◆ **ITEMS**
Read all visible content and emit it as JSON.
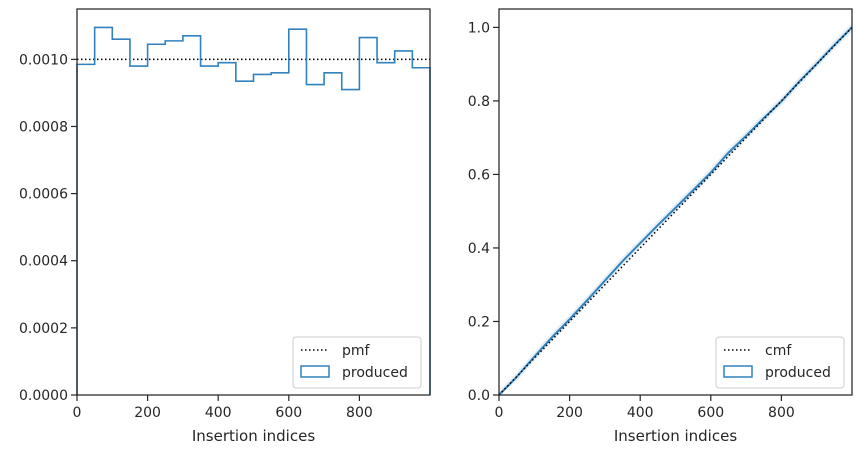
{
  "colors": {
    "produced": "#3182bd",
    "reference": "#000000",
    "band": "#c6dbef",
    "axis": "#262626",
    "legend_border": "#cccccc"
  },
  "chart_data": [
    {
      "type": "histogram",
      "xlabel": "Insertion indices",
      "ylabel": "",
      "xlim": [
        0,
        1000
      ],
      "ylim": [
        0,
        0.00115
      ],
      "xticks": [
        0,
        200,
        400,
        600,
        800
      ],
      "xtick_labels": [
        "0",
        "200",
        "400",
        "600",
        "800"
      ],
      "yticks": [
        0,
        0.0002,
        0.0004,
        0.0006,
        0.0008,
        0.001
      ],
      "ytick_labels": [
        "0.0000",
        "0.0002",
        "0.0004",
        "0.0006",
        "0.0008",
        "0.0010"
      ],
      "legend": {
        "position": "lower-right",
        "entries": [
          {
            "label": "pmf",
            "style": "dotted-line"
          },
          {
            "label": "produced",
            "style": "step-patch"
          }
        ]
      },
      "reference_line": {
        "name": "pmf",
        "y": 0.001
      },
      "bins": [
        0,
        50,
        100,
        150,
        200,
        250,
        300,
        350,
        400,
        450,
        500,
        550,
        600,
        650,
        700,
        750,
        800,
        850,
        900,
        950,
        1000
      ],
      "values": [
        0.000985,
        0.001095,
        0.00106,
        0.00098,
        0.001045,
        0.001055,
        0.00107,
        0.00098,
        0.00099,
        0.000935,
        0.000955,
        0.00096,
        0.00109,
        0.000925,
        0.00096,
        0.00091,
        0.001065,
        0.00099,
        0.001025,
        0.000975
      ],
      "grid": false
    },
    {
      "type": "line",
      "xlabel": "Insertion indices",
      "ylabel": "",
      "xlim": [
        0,
        1000
      ],
      "ylim": [
        0,
        1.05
      ],
      "xticks": [
        0,
        200,
        400,
        600,
        800
      ],
      "xtick_labels": [
        "0",
        "200",
        "400",
        "600",
        "800"
      ],
      "yticks": [
        0,
        0.2,
        0.4,
        0.6,
        0.8,
        1.0
      ],
      "ytick_labels": [
        "0.0",
        "0.2",
        "0.4",
        "0.6",
        "0.8",
        "1.0"
      ],
      "legend": {
        "position": "lower-right",
        "entries": [
          {
            "label": "cmf",
            "style": "dotted-line"
          },
          {
            "label": "produced",
            "style": "step-patch"
          }
        ]
      },
      "reference_line": {
        "name": "cmf",
        "x": [
          0,
          1000
        ],
        "y": [
          0,
          1
        ]
      },
      "series": [
        {
          "x": [
            0,
            50,
            100,
            150,
            200,
            250,
            300,
            350,
            400,
            450,
            500,
            550,
            600,
            650,
            700,
            750,
            800,
            850,
            900,
            950,
            1000
          ],
          "y": [
            0,
            0.049,
            0.104,
            0.157,
            0.206,
            0.258,
            0.311,
            0.364,
            0.413,
            0.462,
            0.509,
            0.557,
            0.605,
            0.659,
            0.705,
            0.753,
            0.799,
            0.852,
            0.901,
            0.952,
            1.0
          ]
        }
      ],
      "grid": false
    }
  ]
}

◆ **PROBLEM REQUIREMENTS**
The data above should be repeated exactly, minus any pictures.

◆ **TASK OUTPUT**
Read all visible content and emit it as JSON.
{
  "colors": {
    "produced": "#3182bd",
    "reference": "#000000",
    "band": "#c6dbef",
    "axis": "#262626",
    "legend_border": "#cccccc"
  },
  "chart_data": [
    {
      "type": "histogram",
      "xlabel": "Insertion indices",
      "ylabel": "",
      "xlim": [
        0,
        1000
      ],
      "ylim": [
        0,
        0.00115
      ],
      "xticks": [
        0,
        200,
        400,
        600,
        800
      ],
      "xtick_labels": [
        "0",
        "200",
        "400",
        "600",
        "800"
      ],
      "yticks": [
        0,
        0.0002,
        0.0004,
        0.0006,
        0.0008,
        0.001
      ],
      "ytick_labels": [
        "0.0000",
        "0.0002",
        "0.0004",
        "0.0006",
        "0.0008",
        "0.0010"
      ],
      "legend": {
        "position": "lower-right",
        "entries": [
          {
            "label": "pmf",
            "style": "dotted-line"
          },
          {
            "label": "produced",
            "style": "step-patch"
          }
        ]
      },
      "reference_line": {
        "name": "pmf",
        "y": 0.001
      },
      "bins": [
        0,
        50,
        100,
        150,
        200,
        250,
        300,
        350,
        400,
        450,
        500,
        550,
        600,
        650,
        700,
        750,
        800,
        850,
        900,
        950,
        1000
      ],
      "values": [
        0.000985,
        0.001095,
        0.00106,
        0.00098,
        0.001045,
        0.001055,
        0.00107,
        0.00098,
        0.00099,
        0.000935,
        0.000955,
        0.00096,
        0.00109,
        0.000925,
        0.00096,
        0.00091,
        0.001065,
        0.00099,
        0.001025,
        0.000975
      ],
      "grid": false
    },
    {
      "type": "line",
      "xlabel": "Insertion indices",
      "ylabel": "",
      "xlim": [
        0,
        1000
      ],
      "ylim": [
        0,
        1.05
      ],
      "xticks": [
        0,
        200,
        400,
        600,
        800
      ],
      "xtick_labels": [
        "0",
        "200",
        "400",
        "600",
        "800"
      ],
      "yticks": [
        0,
        0.2,
        0.4,
        0.6,
        0.8,
        1.0
      ],
      "ytick_labels": [
        "0.0",
        "0.2",
        "0.4",
        "0.6",
        "0.8",
        "1.0"
      ],
      "legend": {
        "position": "lower-right",
        "entries": [
          {
            "label": "cmf",
            "style": "dotted-line"
          },
          {
            "label": "produced",
            "style": "step-patch"
          }
        ]
      },
      "reference_line": {
        "name": "cmf",
        "x": [
          0,
          1000
        ],
        "y": [
          0,
          1
        ]
      },
      "series": [
        {
          "x": [
            0,
            50,
            100,
            150,
            200,
            250,
            300,
            350,
            400,
            450,
            500,
            550,
            600,
            650,
            700,
            750,
            800,
            850,
            900,
            950,
            1000
          ],
          "y": [
            0,
            0.049,
            0.104,
            0.157,
            0.206,
            0.258,
            0.311,
            0.364,
            0.413,
            0.462,
            0.509,
            0.557,
            0.605,
            0.659,
            0.705,
            0.753,
            0.799,
            0.852,
            0.901,
            0.952,
            1.0
          ]
        }
      ],
      "grid": false
    }
  ]
}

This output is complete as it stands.